WHAT IS BEING ASKED: In the entries below, find the lines that contain the word "Environmental" and copy them.

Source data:
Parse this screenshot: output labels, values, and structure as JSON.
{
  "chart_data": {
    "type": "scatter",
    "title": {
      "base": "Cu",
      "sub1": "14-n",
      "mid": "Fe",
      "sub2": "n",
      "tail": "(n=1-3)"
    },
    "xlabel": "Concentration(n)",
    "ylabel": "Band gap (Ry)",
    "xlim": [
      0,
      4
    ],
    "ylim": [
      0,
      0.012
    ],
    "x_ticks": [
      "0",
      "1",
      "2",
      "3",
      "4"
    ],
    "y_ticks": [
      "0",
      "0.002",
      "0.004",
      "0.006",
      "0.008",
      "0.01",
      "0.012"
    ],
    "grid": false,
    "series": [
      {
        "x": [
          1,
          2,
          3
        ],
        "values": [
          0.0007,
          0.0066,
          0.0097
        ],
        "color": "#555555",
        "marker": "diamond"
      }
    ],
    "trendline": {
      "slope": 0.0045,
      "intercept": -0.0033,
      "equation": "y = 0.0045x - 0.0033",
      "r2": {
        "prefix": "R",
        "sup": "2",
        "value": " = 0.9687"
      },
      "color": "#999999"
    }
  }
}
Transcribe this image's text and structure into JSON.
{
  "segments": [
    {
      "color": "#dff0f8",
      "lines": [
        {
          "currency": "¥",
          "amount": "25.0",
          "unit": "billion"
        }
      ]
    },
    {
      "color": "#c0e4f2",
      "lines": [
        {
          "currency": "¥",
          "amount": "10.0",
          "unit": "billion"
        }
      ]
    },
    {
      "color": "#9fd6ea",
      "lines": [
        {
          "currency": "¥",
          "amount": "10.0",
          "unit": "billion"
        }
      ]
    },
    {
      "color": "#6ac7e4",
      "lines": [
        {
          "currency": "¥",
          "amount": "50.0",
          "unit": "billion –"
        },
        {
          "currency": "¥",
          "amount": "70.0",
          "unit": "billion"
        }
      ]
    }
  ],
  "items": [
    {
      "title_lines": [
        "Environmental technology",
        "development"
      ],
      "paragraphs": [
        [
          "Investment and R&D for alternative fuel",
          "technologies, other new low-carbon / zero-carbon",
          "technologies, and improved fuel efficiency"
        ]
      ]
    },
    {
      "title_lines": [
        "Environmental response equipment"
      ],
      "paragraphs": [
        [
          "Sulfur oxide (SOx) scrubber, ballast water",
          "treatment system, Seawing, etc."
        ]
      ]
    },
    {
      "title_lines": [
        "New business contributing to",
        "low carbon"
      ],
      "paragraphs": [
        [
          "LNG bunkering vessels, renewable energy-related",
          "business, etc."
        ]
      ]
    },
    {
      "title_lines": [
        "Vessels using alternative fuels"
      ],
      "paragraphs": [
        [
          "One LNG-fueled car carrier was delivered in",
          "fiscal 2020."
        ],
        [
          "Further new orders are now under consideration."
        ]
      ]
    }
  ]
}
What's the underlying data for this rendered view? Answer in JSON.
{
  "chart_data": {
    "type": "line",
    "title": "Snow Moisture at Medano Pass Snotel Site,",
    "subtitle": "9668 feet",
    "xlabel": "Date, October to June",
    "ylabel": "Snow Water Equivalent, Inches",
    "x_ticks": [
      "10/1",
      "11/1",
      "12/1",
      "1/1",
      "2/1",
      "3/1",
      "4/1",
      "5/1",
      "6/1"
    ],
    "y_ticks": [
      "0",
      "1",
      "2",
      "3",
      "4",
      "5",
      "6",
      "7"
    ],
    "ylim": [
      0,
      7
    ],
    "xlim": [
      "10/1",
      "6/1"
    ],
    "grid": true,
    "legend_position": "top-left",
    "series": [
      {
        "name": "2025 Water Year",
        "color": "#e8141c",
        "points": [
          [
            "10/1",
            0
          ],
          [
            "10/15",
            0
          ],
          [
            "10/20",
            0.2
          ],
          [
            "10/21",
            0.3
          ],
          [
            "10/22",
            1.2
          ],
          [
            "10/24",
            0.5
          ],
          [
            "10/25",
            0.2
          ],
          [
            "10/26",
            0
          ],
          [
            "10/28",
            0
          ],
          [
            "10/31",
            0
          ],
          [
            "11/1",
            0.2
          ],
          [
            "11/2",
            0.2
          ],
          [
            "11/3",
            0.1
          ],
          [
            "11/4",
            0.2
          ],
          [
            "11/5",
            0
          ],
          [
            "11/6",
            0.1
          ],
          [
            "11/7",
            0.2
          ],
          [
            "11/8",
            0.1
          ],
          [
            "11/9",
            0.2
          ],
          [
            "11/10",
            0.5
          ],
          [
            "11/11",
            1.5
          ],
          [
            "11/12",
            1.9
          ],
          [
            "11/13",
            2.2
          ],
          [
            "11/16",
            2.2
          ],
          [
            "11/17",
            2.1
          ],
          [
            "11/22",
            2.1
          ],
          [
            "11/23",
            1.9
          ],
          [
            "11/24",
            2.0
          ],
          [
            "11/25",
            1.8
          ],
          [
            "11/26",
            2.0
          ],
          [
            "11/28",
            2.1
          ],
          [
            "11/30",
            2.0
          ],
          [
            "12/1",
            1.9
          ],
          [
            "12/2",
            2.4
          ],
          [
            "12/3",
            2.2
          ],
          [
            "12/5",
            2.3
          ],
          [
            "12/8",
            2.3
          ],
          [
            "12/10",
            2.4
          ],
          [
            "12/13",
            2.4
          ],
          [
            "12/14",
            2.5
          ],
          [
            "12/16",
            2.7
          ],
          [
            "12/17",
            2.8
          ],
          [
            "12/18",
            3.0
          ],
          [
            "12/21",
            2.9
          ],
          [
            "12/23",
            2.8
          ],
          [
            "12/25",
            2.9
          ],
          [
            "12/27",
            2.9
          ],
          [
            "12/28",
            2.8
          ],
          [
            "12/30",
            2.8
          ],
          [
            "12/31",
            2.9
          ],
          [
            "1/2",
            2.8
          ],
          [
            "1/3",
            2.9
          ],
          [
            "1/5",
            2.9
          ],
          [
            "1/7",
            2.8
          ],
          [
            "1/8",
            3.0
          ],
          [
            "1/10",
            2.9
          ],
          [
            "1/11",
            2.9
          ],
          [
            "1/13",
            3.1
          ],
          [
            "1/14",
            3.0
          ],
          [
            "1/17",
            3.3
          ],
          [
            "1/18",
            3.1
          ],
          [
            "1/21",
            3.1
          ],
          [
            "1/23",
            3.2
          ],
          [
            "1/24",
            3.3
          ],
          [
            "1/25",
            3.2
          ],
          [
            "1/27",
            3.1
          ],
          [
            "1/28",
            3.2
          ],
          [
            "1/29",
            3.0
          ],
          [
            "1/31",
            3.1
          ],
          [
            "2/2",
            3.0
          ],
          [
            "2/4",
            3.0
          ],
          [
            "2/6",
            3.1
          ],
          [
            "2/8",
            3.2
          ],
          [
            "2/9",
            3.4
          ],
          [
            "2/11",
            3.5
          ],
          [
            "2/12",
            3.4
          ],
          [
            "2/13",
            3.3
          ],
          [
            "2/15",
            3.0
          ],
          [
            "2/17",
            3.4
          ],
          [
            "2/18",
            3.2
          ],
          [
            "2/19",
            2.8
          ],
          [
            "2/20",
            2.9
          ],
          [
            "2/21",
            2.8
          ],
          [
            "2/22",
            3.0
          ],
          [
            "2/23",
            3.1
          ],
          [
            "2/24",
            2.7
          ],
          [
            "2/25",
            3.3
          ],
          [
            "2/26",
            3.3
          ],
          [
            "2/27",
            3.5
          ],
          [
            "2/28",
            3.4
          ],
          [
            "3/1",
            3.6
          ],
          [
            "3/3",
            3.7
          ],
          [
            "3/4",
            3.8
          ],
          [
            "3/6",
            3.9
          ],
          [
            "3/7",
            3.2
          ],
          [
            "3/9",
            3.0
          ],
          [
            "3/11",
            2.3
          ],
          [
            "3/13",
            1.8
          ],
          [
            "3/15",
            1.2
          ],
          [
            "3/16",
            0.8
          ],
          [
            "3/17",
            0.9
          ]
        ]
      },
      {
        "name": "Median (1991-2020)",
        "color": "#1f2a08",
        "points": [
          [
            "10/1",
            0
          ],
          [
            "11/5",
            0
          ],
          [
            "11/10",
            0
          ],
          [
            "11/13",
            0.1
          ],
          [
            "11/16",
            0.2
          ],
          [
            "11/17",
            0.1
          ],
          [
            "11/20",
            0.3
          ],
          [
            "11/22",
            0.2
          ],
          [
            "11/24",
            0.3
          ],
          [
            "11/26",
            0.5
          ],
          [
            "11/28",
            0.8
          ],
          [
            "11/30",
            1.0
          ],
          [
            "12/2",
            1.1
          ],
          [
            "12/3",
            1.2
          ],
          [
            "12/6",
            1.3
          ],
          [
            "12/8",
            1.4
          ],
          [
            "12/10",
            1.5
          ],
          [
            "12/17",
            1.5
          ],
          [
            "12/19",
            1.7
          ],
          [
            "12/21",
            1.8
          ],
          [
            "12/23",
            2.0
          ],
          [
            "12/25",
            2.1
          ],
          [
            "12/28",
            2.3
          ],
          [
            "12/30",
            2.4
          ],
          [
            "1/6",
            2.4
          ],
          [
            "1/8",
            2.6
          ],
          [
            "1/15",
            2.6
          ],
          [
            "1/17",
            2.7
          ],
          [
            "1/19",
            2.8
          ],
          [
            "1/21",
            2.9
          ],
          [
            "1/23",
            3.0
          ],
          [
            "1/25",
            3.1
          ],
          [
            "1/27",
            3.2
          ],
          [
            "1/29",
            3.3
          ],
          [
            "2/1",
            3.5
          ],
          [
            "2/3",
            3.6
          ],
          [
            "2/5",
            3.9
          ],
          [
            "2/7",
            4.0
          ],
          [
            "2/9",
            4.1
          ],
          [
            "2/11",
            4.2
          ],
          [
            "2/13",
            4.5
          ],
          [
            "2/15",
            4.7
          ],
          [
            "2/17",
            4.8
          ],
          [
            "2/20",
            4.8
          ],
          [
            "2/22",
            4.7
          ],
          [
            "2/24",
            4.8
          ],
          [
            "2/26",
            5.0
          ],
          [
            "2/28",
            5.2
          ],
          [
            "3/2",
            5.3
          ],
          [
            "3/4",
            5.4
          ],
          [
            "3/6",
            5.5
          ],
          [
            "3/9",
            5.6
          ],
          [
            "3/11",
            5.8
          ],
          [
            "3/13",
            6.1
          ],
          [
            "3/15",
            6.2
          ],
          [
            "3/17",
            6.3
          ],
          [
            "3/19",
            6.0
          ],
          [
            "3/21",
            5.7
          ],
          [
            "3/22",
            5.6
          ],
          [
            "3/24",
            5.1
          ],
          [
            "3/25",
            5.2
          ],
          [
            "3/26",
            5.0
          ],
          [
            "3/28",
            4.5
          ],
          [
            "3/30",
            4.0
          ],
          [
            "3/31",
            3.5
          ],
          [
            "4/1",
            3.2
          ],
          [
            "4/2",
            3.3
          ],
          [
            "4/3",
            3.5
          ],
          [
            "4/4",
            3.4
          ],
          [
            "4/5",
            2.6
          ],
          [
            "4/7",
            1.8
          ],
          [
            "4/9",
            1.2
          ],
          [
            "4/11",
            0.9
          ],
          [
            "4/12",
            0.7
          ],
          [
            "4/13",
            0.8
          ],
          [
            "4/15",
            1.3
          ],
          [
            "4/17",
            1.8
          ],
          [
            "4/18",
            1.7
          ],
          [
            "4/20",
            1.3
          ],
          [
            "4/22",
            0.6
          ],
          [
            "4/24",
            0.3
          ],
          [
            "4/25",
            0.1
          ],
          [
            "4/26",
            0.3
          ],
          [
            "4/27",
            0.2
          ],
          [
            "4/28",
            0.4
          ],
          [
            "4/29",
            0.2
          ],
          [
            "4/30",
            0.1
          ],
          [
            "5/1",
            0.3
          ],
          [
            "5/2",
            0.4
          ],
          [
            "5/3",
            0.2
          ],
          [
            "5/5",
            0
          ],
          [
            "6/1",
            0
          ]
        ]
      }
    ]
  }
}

FINAL ANSWER:
        "Environmental technology",
        "Environmental response equipment"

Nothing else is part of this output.